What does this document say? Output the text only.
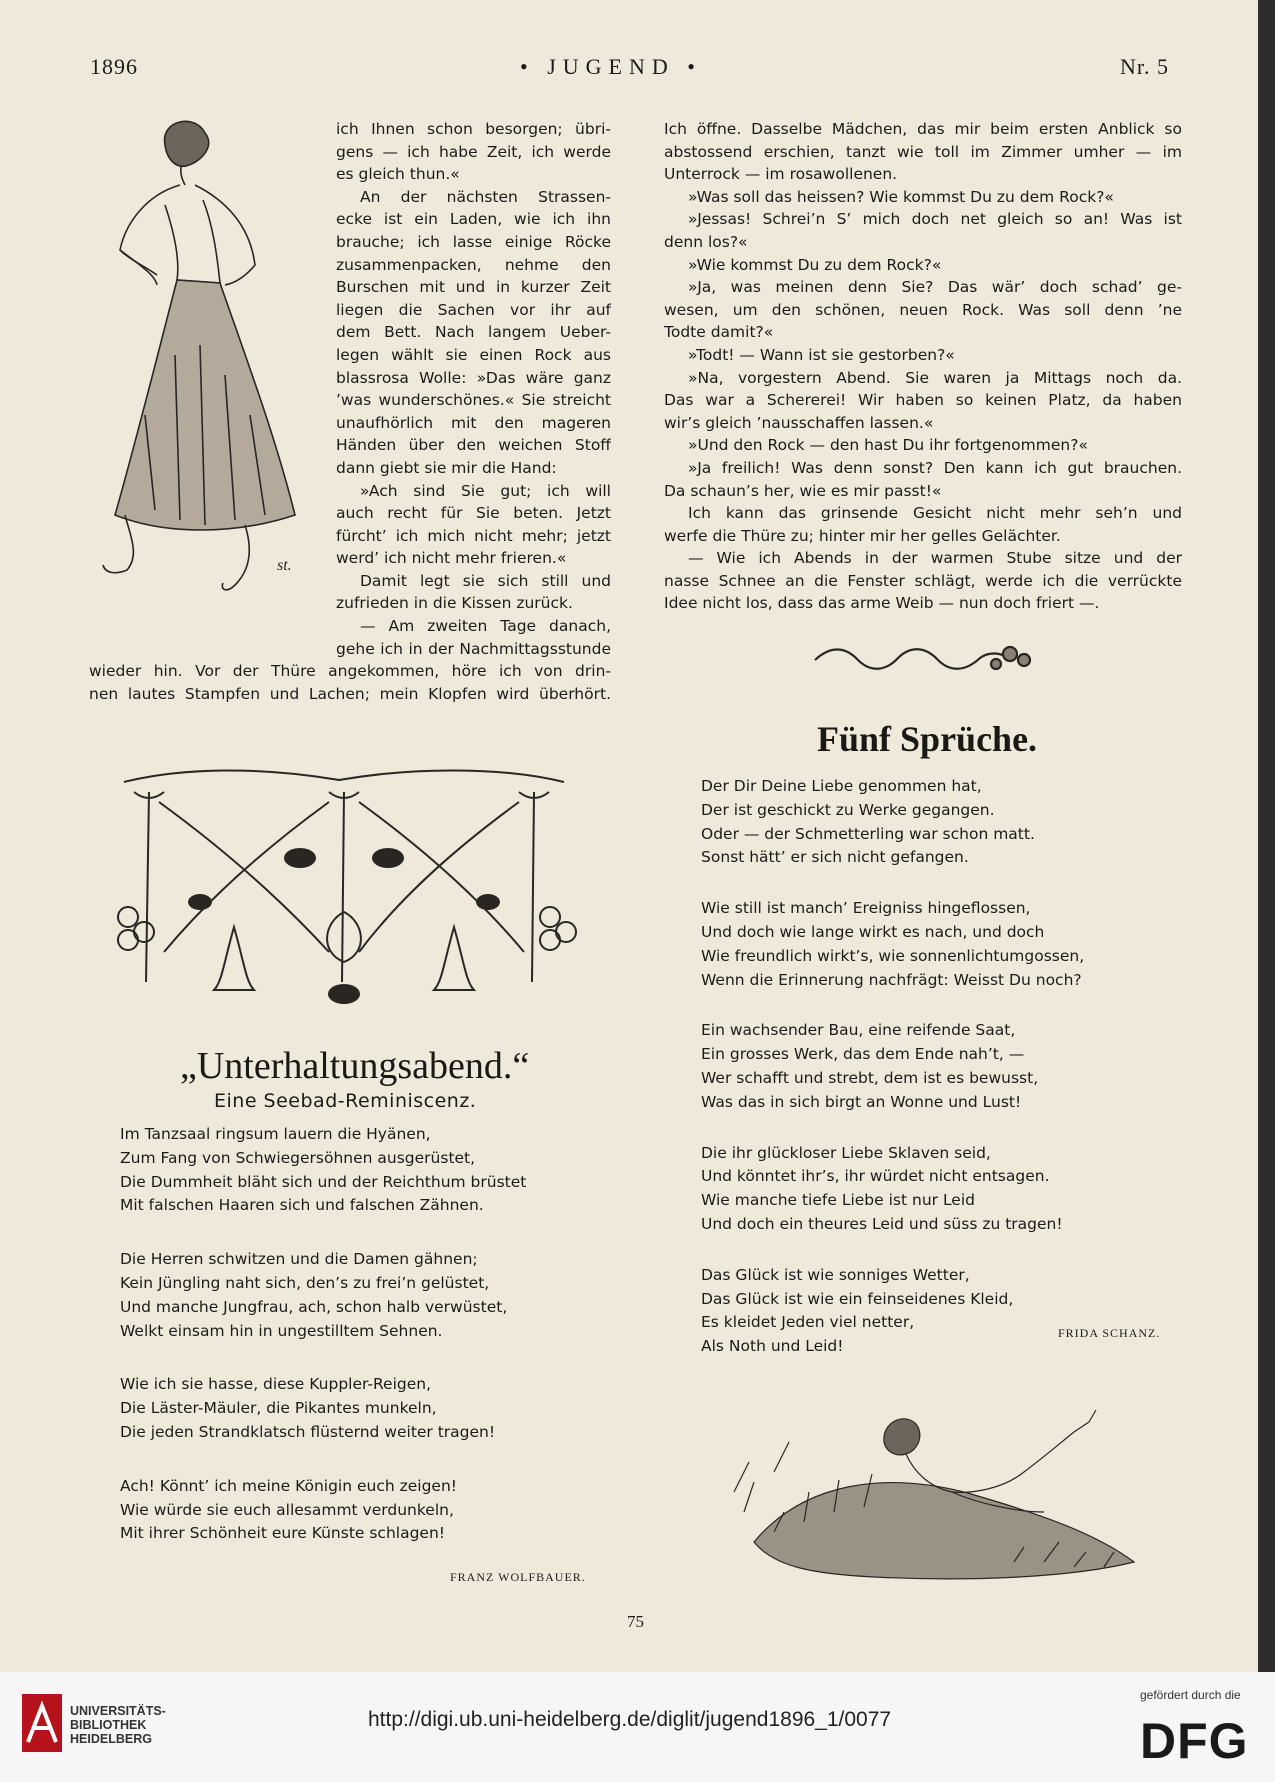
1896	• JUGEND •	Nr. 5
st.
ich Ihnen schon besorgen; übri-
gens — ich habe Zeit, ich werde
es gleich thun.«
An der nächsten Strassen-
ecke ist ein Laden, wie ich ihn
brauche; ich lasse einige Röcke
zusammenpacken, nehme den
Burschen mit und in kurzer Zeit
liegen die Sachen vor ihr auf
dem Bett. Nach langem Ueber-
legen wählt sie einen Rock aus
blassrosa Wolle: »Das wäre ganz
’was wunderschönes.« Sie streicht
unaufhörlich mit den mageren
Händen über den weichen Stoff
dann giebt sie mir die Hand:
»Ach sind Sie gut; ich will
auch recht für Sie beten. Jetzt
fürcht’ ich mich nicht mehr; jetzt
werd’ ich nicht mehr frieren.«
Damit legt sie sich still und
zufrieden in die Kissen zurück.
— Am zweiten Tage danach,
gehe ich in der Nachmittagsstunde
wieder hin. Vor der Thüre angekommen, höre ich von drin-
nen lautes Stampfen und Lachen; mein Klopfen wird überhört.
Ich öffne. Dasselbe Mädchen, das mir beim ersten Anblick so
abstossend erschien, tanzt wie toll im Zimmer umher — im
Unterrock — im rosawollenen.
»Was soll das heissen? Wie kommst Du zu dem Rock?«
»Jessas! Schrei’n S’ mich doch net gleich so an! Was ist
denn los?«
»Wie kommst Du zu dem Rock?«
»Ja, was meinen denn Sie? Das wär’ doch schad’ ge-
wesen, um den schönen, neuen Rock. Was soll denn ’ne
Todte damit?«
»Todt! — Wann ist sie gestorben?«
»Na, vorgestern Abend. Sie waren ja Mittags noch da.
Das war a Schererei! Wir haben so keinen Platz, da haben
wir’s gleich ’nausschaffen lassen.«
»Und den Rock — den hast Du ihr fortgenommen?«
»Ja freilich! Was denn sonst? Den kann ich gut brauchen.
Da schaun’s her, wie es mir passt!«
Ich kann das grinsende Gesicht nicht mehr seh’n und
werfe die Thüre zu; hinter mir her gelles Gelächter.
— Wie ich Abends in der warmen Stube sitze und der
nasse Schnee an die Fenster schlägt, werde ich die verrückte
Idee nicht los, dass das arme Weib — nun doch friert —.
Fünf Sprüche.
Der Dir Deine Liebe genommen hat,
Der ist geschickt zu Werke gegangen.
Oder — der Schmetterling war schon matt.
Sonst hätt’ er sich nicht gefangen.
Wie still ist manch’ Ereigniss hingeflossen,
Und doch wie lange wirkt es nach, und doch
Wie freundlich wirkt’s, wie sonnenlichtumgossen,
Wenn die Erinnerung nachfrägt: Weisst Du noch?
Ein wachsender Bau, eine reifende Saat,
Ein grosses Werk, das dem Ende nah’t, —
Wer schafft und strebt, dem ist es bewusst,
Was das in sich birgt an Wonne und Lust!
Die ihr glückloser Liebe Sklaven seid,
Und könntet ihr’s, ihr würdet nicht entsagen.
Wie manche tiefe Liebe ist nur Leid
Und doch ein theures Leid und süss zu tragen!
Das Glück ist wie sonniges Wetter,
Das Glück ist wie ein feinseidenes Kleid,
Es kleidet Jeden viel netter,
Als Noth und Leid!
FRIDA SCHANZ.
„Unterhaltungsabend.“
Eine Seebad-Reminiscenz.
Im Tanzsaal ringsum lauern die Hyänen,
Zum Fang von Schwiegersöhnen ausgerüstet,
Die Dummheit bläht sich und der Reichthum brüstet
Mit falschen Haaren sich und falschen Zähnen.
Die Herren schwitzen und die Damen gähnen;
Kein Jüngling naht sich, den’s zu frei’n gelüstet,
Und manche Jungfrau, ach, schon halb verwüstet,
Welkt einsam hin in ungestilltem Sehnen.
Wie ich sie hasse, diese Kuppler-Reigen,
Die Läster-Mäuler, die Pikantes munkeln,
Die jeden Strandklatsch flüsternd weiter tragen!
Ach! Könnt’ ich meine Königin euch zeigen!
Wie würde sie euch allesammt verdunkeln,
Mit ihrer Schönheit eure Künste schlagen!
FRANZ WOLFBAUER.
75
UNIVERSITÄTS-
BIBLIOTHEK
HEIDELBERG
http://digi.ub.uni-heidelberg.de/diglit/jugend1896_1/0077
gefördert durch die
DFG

---

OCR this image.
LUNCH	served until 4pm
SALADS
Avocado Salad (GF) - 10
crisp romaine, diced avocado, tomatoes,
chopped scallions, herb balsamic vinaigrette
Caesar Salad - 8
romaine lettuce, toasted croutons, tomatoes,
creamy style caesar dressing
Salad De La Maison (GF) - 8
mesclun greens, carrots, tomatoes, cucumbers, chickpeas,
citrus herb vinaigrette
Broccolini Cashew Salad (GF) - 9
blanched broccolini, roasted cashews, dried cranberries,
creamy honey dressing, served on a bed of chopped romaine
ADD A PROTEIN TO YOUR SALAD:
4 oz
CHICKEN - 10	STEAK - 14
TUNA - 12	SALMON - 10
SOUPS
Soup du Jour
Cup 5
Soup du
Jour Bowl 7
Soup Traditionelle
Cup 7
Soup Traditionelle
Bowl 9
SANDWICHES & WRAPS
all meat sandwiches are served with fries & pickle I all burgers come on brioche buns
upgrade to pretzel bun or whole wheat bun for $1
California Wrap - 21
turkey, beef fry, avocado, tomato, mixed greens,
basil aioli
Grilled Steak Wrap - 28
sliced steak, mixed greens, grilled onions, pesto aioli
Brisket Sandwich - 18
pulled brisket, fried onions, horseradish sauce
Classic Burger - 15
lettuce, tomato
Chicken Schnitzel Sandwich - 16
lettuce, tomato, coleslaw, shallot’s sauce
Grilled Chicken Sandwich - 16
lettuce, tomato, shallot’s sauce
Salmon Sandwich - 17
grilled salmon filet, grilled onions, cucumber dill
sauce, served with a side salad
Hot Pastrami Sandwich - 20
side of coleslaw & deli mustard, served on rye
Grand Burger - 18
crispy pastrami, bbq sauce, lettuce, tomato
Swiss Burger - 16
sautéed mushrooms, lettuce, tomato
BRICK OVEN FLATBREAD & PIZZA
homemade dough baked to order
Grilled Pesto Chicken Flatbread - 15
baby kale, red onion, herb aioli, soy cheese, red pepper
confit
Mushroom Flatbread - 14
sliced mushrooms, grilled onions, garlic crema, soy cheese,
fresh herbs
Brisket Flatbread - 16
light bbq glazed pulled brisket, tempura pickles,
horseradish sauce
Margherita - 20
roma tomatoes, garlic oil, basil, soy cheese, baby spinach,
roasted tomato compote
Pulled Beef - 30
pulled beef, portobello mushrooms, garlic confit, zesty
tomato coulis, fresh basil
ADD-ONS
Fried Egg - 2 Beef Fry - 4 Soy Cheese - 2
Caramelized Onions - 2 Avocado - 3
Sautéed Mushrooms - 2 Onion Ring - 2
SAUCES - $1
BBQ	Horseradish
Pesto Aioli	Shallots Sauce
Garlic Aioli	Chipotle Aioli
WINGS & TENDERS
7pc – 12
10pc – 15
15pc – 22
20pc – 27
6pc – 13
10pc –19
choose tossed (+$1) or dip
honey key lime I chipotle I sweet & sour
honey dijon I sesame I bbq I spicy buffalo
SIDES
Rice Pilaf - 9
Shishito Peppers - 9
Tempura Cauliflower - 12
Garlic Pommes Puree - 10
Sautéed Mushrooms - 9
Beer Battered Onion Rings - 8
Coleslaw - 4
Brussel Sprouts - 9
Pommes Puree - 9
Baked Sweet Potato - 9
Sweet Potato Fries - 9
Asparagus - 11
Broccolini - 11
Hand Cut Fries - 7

#### Exercise prompt
What lines of the listing above hold "honey"? Copy all of them.

#### Result below
creamy honey dressing, served on a bed of chopped romaine
honey key lime I chipotle I sweet & sour
honey dijon I sesame I bbq I spicy buffalo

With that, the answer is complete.